Set exercise 1 — List every person the passage below names as the author of a piece about impeaching Donald Trump.

Passage provided —

-=-=-=-=-

During the month of January, the possibility of impeaching Donald Trump drew increased attention in the media. The idea of impeachment has inevitable appeal for those of us who thought from the outset that Trump was manifestly unfit for the presidency and have seen that assessment confirmed every week since his inauguration. But impeachment does not come easily, and a successful impeachment, resulting in a conviction by the Senate and removal from office, is even more difficult. And that is as it should be, taking as it does the drastic step of overturning our most important electoral decision. Even the commencement of impeachment proceedings should be initiated only for compelling reasons well beyond political beliefs, however passionately held.

The most recent discussions of impeachment began with a lengthy piece by David Leonhardt in the New York Times Sunday Review on January 5, “The People vs. Donald J. Trump.” It was followed by a considerably longer argument by Yoni Appelbaum in a widely noted cover article in the January 25 Atlantic, “Impeach Donald Trump”. In the meantime Michael Hayden and Neal Katyal argued in the Washington Post, on January 19, “The House should investigate impeaching Donald Trump”

A case against impeachment was presented by Michael Tomasky in the New York Times on January 13, “What’s the Best Way to Dump Trump?” Other such arguments were made by by Yascha Mounka in Slate on January 23, “The Case Against Impeachment,” and by Ross Douthat in the New York Times  on January 27, “A Case Against Impeachment.”

-=-=-=-=-

Material for the task —
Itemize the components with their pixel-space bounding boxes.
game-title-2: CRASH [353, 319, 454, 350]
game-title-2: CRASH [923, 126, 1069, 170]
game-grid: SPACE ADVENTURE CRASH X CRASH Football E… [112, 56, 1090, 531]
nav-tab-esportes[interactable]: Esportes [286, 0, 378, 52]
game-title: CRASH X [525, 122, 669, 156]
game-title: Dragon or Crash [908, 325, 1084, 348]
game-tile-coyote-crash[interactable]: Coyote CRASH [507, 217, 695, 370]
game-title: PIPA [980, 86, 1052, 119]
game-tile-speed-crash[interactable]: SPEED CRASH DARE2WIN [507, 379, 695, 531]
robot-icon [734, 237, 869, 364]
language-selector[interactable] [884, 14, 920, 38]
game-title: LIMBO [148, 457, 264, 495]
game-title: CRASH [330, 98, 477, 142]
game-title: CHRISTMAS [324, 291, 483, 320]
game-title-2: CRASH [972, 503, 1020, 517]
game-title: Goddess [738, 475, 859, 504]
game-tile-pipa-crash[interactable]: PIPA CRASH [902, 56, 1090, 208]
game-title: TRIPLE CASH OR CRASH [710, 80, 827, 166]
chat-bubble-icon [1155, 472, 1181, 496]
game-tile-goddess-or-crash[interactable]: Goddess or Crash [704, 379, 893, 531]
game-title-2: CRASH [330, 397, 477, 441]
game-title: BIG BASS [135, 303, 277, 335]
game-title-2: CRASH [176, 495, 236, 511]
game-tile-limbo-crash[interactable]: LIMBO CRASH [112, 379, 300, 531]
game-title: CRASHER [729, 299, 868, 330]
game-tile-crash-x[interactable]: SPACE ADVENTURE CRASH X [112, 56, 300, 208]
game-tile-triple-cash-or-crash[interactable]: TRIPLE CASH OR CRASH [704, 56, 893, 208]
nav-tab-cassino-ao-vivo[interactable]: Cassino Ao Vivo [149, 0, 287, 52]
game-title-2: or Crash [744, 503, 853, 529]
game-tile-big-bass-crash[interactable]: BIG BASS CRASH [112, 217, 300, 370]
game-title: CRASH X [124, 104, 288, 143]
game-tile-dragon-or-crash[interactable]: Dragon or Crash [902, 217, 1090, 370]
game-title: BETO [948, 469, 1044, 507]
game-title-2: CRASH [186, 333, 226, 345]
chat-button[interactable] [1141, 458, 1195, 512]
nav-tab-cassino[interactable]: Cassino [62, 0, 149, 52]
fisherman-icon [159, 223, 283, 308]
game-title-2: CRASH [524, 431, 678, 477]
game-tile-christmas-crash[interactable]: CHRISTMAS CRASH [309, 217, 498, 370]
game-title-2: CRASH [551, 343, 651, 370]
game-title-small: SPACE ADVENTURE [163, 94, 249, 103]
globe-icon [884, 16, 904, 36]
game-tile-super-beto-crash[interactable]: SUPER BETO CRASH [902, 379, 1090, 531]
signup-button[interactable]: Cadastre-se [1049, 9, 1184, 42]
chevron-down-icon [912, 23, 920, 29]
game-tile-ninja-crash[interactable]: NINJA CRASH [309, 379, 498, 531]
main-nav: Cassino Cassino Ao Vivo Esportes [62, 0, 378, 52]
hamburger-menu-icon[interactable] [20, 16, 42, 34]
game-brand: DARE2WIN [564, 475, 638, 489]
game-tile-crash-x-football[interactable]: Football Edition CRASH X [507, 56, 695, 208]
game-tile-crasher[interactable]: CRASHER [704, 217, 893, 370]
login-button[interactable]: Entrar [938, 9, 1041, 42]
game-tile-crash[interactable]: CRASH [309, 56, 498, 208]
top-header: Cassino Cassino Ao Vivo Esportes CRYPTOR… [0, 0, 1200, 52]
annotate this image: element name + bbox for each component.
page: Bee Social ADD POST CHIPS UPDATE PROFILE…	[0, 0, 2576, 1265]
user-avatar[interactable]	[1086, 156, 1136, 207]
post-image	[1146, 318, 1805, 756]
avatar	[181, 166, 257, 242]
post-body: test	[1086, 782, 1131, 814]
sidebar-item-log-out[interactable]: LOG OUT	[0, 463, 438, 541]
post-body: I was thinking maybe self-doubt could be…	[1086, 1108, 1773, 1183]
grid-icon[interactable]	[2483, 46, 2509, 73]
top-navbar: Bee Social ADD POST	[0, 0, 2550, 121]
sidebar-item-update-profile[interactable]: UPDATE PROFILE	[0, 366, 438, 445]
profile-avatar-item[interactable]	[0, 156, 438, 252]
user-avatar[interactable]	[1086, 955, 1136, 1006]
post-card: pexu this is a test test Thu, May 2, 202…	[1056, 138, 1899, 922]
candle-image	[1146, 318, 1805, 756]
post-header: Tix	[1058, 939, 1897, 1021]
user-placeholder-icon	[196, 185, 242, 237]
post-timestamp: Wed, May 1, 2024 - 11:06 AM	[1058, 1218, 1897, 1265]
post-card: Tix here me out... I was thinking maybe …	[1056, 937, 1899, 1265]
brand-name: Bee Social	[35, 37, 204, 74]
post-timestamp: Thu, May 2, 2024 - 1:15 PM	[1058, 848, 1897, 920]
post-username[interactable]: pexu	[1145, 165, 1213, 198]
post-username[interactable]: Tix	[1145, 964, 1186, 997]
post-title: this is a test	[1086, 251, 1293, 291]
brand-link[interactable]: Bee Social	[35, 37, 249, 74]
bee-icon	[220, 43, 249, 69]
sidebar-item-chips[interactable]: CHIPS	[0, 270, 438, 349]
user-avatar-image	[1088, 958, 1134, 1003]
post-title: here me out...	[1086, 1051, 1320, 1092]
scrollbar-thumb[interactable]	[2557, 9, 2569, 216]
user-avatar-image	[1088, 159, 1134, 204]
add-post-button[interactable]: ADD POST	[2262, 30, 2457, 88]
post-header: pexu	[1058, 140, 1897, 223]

-=-=-=-=-

Set exercise 2 — Put the entries into a Markdown table with columns Row and Entry, beginning with the first entry and going on through the one containing "robot-icon [734, 237, 869, 364]". Skip blank lines.

Full response 1 —
- David Leonhardt
- Yoni Appelbaum
- Michael Hayden
- Neal Katyal
- Michael Tomasky
- Yascha Mounka
- Ross Douthat

Full response 2 —
| Row | Entry |
|---|---|
| 1 | Itemize the components with their pixel-space bounding boxes. |
| 2 | game-title-2: CRASH [353, 319, 454, 350] |
| 3 | game-title-2: CRASH [923, 126, 1069, 170] |
| 4 | game-grid: SPACE ADVENTURE CRASH X CRASH Football E… [112, 56, 1090, 531] |
| 5 | nav-tab-esportes[interactable]: Esportes [286, 0, 378, 52] |
| 6 | game-title: CRASH X [525, 122, 669, 156] |
| 7 | game-title: Dragon or Crash [908, 325, 1084, 348] |
| 8 | game-tile-coyote-crash[interactable]: Coyote CRASH [507, 217, 695, 370] |
| 9 | game-title: PIPA [980, 86, 1052, 119] |
| 10 | game-tile-speed-crash[interactable]: SPEED CRASH DARE2WIN [507, 379, 695, 531] |
| 11 | robot-icon [734, 237, 869, 364] |